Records
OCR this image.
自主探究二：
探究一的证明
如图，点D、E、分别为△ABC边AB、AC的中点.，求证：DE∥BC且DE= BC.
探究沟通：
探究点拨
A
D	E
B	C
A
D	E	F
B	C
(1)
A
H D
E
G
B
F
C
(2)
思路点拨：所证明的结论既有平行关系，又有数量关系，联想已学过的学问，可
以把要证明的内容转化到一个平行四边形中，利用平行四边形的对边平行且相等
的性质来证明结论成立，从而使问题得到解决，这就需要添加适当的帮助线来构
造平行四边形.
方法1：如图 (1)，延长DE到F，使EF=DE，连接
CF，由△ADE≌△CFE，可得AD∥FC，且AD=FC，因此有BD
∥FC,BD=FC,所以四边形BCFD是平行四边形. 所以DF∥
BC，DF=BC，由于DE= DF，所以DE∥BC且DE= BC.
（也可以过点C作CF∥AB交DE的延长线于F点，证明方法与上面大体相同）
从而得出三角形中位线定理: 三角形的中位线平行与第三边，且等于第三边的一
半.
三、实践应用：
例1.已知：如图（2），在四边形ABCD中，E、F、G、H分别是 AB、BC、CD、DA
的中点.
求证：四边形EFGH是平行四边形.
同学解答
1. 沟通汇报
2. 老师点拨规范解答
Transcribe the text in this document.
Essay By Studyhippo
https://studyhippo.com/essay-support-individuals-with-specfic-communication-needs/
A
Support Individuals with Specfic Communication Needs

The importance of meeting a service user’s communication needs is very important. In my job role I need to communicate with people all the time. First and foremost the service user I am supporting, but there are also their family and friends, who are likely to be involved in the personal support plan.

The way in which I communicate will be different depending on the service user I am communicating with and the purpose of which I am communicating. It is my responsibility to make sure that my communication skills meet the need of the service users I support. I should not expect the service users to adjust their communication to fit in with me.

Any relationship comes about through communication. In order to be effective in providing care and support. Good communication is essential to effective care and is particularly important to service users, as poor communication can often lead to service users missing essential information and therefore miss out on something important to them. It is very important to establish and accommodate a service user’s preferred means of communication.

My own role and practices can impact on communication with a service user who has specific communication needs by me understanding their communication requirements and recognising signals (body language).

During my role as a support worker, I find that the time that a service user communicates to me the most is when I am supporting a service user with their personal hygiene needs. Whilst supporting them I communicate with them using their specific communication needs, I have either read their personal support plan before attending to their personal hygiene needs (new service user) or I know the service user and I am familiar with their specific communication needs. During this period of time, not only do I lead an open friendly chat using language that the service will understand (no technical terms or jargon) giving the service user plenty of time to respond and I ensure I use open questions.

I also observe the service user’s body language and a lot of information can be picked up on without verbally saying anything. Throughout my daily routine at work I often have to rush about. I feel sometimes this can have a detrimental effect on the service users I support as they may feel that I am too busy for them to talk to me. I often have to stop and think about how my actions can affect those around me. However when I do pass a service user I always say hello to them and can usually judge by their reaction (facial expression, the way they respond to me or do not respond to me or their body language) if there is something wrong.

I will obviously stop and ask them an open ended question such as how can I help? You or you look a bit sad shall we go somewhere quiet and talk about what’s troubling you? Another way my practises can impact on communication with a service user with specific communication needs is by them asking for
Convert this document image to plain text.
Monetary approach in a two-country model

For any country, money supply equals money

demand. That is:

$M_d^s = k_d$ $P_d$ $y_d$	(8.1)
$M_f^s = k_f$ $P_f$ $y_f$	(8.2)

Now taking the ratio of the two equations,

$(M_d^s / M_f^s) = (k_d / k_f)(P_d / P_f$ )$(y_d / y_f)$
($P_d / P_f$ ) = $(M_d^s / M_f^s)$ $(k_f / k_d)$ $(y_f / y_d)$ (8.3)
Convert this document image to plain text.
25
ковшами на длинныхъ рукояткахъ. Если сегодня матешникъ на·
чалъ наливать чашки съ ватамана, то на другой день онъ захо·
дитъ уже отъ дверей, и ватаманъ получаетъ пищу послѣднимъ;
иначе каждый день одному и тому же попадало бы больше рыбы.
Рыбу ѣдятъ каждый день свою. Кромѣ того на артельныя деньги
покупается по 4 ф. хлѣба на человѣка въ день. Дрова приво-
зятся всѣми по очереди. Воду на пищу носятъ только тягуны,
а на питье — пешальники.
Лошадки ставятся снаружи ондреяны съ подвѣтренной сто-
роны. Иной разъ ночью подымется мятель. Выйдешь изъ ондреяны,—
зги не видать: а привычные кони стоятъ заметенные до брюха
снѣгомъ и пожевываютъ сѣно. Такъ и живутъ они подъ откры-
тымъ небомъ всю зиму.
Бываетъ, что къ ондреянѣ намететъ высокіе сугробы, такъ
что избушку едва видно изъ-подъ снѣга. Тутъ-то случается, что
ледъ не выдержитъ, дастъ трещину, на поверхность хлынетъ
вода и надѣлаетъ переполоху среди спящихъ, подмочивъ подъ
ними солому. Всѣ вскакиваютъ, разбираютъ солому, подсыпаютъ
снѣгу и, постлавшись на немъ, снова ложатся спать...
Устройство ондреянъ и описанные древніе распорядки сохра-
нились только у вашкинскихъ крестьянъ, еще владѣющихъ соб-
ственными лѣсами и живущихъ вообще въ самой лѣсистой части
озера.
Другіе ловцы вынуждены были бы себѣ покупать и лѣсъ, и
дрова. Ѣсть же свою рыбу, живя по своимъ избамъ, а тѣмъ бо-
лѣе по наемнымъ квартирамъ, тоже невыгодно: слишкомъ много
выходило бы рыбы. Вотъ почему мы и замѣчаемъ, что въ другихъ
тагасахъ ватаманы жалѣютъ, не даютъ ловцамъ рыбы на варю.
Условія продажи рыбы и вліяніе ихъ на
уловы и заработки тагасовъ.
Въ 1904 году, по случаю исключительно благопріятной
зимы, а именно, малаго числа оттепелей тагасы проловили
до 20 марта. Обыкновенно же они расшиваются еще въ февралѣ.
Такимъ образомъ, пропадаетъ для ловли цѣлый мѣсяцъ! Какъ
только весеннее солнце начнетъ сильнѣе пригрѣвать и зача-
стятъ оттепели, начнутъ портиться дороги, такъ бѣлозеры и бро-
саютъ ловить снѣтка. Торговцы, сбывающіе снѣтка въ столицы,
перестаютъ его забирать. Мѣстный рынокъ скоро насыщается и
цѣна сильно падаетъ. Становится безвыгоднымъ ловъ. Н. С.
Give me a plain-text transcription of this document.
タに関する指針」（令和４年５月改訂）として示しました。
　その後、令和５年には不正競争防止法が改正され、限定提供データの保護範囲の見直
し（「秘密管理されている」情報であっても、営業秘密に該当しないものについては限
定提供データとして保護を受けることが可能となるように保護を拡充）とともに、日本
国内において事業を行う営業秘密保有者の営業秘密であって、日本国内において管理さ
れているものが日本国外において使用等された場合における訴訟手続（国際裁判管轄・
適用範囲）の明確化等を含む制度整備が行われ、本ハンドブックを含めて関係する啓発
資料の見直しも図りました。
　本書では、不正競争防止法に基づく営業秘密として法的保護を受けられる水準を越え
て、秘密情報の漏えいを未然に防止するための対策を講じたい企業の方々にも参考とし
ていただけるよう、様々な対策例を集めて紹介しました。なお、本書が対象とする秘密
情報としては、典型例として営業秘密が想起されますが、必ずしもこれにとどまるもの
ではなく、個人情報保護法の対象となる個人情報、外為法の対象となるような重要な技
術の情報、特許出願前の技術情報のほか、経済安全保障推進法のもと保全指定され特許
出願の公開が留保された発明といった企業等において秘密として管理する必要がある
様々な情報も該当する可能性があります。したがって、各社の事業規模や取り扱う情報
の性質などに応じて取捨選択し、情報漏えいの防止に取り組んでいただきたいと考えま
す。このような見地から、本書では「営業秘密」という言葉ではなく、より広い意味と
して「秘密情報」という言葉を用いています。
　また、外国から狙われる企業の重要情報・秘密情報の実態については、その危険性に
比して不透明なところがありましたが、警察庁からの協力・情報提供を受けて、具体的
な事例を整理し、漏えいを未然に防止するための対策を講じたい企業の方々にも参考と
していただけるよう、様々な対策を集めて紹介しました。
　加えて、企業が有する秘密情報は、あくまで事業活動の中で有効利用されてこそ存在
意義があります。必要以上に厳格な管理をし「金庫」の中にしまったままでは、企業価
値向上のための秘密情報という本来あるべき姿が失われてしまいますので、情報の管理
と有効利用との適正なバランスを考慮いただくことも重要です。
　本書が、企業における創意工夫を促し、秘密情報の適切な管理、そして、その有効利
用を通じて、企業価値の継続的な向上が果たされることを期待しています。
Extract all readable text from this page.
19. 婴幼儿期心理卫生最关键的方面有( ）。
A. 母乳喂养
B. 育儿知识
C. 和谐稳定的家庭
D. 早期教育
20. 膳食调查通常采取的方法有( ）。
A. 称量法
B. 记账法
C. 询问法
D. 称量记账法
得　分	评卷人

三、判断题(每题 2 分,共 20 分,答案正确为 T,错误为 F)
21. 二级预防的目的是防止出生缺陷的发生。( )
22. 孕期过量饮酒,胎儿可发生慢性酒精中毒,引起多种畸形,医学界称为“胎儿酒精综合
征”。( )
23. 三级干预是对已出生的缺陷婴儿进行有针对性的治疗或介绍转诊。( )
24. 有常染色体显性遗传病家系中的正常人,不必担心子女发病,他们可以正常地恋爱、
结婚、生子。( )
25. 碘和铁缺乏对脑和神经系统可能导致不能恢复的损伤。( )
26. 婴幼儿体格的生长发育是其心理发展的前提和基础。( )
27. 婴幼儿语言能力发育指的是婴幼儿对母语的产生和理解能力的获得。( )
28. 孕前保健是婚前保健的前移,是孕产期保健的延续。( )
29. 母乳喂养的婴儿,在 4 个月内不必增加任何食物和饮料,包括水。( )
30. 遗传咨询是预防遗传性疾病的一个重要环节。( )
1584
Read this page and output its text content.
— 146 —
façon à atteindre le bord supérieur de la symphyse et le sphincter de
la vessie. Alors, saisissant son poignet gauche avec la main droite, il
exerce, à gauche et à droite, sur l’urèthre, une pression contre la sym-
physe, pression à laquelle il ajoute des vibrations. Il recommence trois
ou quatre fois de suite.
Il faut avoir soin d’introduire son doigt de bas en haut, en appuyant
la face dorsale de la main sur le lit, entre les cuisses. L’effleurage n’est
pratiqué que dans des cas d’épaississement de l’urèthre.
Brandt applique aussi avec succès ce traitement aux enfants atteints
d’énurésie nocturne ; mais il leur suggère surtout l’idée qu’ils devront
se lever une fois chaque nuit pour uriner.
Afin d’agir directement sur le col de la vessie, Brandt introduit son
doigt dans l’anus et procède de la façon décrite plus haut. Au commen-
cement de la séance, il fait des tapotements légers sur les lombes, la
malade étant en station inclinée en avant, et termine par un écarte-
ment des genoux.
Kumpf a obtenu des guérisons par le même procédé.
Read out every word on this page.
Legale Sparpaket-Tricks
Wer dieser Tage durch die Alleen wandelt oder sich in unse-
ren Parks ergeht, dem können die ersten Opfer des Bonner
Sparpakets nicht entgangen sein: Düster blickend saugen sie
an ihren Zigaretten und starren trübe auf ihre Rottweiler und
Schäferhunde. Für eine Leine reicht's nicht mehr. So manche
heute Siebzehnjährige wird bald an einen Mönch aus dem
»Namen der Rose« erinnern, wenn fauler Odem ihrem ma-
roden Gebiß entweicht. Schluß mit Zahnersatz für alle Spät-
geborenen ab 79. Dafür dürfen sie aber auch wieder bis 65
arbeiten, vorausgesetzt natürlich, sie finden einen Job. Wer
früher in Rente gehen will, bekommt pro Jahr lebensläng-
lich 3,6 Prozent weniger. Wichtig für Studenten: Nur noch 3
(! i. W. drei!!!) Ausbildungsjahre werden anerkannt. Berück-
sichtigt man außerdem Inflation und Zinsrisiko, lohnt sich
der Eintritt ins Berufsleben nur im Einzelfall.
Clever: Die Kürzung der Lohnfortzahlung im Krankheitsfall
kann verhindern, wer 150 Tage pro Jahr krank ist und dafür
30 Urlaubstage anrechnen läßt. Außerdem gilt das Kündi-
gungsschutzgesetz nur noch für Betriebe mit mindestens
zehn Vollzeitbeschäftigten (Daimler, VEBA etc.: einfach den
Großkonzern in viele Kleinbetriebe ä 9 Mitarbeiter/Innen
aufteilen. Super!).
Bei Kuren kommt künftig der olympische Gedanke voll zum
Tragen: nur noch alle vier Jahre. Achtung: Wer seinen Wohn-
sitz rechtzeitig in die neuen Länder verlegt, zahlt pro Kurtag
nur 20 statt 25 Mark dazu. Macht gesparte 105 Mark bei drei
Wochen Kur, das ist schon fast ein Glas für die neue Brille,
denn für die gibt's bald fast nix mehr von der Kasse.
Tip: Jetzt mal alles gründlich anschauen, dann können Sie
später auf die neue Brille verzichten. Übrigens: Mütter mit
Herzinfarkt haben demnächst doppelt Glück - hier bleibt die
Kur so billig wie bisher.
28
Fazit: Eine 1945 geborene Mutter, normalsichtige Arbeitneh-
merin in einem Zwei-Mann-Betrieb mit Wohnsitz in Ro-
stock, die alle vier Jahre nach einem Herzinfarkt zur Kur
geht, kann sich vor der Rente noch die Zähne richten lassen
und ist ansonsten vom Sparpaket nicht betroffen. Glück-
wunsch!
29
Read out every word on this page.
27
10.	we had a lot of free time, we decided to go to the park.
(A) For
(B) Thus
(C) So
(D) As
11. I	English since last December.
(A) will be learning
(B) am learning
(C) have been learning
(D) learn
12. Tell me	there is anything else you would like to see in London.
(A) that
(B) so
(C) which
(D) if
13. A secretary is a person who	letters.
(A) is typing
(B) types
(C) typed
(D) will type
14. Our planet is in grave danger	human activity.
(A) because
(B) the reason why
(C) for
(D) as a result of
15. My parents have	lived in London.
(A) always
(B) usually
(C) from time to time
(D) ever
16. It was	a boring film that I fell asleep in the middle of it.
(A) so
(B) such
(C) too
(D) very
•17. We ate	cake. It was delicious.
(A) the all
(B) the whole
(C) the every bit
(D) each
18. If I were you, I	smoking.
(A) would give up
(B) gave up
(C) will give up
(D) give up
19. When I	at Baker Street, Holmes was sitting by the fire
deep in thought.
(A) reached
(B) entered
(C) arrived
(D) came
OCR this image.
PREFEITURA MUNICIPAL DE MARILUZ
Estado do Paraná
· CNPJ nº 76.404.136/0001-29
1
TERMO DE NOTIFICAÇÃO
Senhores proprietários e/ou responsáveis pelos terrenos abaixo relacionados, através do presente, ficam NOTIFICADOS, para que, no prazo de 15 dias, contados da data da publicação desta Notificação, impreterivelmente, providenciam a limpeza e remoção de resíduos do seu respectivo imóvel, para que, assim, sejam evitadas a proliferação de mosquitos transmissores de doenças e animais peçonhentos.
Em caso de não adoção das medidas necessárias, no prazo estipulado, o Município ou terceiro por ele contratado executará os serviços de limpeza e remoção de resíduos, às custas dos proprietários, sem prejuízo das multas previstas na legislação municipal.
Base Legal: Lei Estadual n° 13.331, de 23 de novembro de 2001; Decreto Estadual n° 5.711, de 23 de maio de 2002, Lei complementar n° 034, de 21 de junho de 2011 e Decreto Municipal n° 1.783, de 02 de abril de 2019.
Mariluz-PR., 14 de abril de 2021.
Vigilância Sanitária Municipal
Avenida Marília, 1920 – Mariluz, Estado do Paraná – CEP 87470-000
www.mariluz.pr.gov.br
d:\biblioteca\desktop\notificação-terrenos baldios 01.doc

*INSTRUCTIONS TO FOLLOW*:
Only a number is wanted: how many lines contain the word "vier"?

*RESPONSE TO THIS EXERCISE*:
2